- _TASK TO CARRY OUT_: Count up the lines in the following listing that hold the word "JSON", then give only that count.

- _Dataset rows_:
>>>>

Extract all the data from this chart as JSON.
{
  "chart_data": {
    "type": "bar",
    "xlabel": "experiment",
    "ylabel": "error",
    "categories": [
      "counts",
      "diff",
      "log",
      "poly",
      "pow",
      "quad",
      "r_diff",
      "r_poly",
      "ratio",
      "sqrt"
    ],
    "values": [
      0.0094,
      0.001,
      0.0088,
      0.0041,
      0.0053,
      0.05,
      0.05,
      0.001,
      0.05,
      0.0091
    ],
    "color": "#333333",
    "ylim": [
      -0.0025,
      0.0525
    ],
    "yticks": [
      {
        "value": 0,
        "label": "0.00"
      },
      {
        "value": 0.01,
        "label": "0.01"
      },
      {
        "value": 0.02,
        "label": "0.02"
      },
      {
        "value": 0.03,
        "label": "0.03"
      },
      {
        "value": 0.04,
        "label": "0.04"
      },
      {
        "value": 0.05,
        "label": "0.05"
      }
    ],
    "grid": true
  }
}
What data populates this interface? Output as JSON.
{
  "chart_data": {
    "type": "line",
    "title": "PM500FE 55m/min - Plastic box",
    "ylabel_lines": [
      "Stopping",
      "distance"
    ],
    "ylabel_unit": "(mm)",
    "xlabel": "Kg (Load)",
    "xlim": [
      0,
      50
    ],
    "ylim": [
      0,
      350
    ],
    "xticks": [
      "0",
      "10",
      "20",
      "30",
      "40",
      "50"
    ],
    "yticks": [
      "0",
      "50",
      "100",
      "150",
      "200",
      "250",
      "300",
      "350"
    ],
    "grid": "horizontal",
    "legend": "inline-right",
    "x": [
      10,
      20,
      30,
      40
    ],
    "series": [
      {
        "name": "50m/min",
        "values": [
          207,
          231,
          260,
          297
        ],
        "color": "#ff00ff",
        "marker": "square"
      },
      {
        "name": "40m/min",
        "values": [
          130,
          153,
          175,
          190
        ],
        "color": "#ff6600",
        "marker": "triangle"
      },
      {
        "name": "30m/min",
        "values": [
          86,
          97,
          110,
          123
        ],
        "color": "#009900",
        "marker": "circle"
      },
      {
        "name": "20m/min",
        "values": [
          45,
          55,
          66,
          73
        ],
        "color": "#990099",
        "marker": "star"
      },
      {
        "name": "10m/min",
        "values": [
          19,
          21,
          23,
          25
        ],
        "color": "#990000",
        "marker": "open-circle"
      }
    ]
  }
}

<<<<

- _RESULT_: 2